- AVAILABLE RECORDS -
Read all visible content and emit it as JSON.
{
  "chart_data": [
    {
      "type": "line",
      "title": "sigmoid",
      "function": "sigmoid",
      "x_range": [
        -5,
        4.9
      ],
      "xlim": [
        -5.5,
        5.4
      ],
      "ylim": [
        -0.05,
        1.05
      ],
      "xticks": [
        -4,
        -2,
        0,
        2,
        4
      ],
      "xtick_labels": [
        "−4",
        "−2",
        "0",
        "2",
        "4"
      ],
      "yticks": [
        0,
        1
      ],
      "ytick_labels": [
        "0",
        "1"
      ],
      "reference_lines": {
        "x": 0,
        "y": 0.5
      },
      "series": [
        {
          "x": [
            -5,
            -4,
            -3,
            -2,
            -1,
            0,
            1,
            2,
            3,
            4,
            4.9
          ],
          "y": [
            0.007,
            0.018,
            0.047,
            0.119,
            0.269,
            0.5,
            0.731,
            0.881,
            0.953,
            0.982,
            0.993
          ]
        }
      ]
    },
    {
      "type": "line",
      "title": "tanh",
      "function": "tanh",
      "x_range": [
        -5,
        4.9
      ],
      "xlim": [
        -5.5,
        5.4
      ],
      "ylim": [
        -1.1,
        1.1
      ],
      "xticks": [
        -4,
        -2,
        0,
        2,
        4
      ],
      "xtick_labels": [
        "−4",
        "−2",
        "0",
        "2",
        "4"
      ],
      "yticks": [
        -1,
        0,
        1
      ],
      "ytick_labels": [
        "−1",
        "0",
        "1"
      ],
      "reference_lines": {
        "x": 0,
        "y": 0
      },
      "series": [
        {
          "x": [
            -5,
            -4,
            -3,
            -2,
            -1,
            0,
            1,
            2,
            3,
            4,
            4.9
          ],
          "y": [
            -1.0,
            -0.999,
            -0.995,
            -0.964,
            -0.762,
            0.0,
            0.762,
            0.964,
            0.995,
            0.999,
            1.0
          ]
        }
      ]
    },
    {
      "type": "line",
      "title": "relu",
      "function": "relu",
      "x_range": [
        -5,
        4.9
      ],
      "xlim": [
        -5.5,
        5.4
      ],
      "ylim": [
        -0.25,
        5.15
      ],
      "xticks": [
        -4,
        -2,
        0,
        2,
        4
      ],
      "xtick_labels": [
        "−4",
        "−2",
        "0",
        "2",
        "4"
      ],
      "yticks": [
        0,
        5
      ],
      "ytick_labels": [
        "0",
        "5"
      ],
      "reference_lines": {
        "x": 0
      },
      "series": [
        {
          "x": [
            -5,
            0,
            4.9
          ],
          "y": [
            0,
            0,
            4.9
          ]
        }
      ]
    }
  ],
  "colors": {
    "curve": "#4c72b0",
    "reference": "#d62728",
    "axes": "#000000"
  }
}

- REQUIRED TASK -
Copy out the full material exactly as it appears.

- OUTPUT OF THE EXERCISE -
Read all visible content and emit it as JSON.
{
  "chart_data": [
    {
      "type": "line",
      "title": "sigmoid",
      "function": "sigmoid",
      "x_range": [
        -5,
        4.9
      ],
      "xlim": [
        -5.5,
        5.4
      ],
      "ylim": [
        -0.05,
        1.05
      ],
      "xticks": [
        -4,
        -2,
        0,
        2,
        4
      ],
      "xtick_labels": [
        "−4",
        "−2",
        "0",
        "2",
        "4"
      ],
      "yticks": [
        0,
        1
      ],
      "ytick_labels": [
        "0",
        "1"
      ],
      "reference_lines": {
        "x": 0,
        "y": 0.5
      },
      "series": [
        {
          "x": [
            -5,
            -4,
            -3,
            -2,
            -1,
            0,
            1,
            2,
            3,
            4,
            4.9
          ],
          "y": [
            0.007,
            0.018,
            0.047,
            0.119,
            0.269,
            0.5,
            0.731,
            0.881,
            0.953,
            0.982,
            0.993
          ]
        }
      ]
    },
    {
      "type": "line",
      "title": "tanh",
      "function": "tanh",
      "x_range": [
        -5,
        4.9
      ],
      "xlim": [
        -5.5,
        5.4
      ],
      "ylim": [
        -1.1,
        1.1
      ],
      "xticks": [
        -4,
        -2,
        0,
        2,
        4
      ],
      "xtick_labels": [
        "−4",
        "−2",
        "0",
        "2",
        "4"
      ],
      "yticks": [
        -1,
        0,
        1
      ],
      "ytick_labels": [
        "−1",
        "0",
        "1"
      ],
      "reference_lines": {
        "x": 0,
        "y": 0
      },
      "series": [
        {
          "x": [
            -5,
            -4,
            -3,
            -2,
            -1,
            0,
            1,
            2,
            3,
            4,
            4.9
          ],
          "y": [
            -1.0,
            -0.999,
            -0.995,
            -0.964,
            -0.762,
            0.0,
            0.762,
            0.964,
            0.995,
            0.999,
            1.0
          ]
        }
      ]
    },
    {
      "type": "line",
      "title": "relu",
      "function": "relu",
      "x_range": [
        -5,
        4.9
      ],
      "xlim": [
        -5.5,
        5.4
      ],
      "ylim": [
        -0.25,
        5.15
      ],
      "xticks": [
        -4,
        -2,
        0,
        2,
        4
      ],
      "xtick_labels": [
        "−4",
        "−2",
        "0",
        "2",
        "4"
      ],
      "yticks": [
        0,
        5
      ],
      "ytick_labels": [
        "0",
        "5"
      ],
      "reference_lines": {
        "x": 0
      },
      "series": [
        {
          "x": [
            -5,
            0,
            4.9
          ],
          "y": [
            0,
            0,
            4.9
          ]
        }
      ]
    }
  ],
  "colors": {
    "curve": "#4c72b0",
    "reference": "#d62728",
    "axes": "#000000"
  }
}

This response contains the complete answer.